# Short task
Skip the pictures and extract all of the lines exactly as written.

# Input rows
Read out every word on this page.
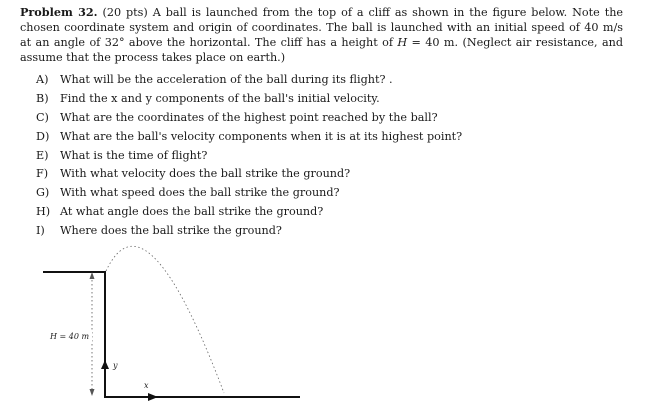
Problem 32. (20 pts) A ball is launched from the top of a cliff as shown in the figure below. Note the chosen coordinate system and origin of coordinates. The ball is launched with an initial speed of 40 m/s at an angle of 32° above the horizontal. The cliff has a height of H = 40 m. (Neglect air resistance, and assume that the process takes place on earth.)
A)	What will be the acceleration of the ball during its flight? .
B)	Find the x and y components of the ball's initial velocity.
C) What are the coordinates of the highest point reached by the ball?
D) What are the ball's velocity components when it is at its highest point?
E)	What is the time of flight?
F)	With what velocity does the ball strike the ground?
G) With what speed does the ball strike the ground?
H) At what angle does the ball strike the ground?
I)	Where does the ball strike the ground?
H = 40 m
y
x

# Output below
Read out every word on this page.
Problem 32. (20 pts) A ball is launched from the top of a cliff as shown in the figure below. Note the chosen coordinate system and origin of coordinates. The ball is launched with an initial speed of 40 m/s at an angle of 32° above the horizontal. The cliff has a height of H = 40 m. (Neglect air resistance, and assume that the process takes place on earth.)
A)	What will be the acceleration of the ball during its flight? .
B)	Find the x and y components of the ball's initial velocity.
C) What are the coordinates of the highest point reached by the ball?
D) What are the ball's velocity components when it is at its highest point?
E)	What is the time of flight?
F)	With what velocity does the ball strike the ground?
G) With what speed does the ball strike the ground?
H) At what angle does the ball strike the ground?
I)	Where does the ball strike the ground?
H = 40 m
y
x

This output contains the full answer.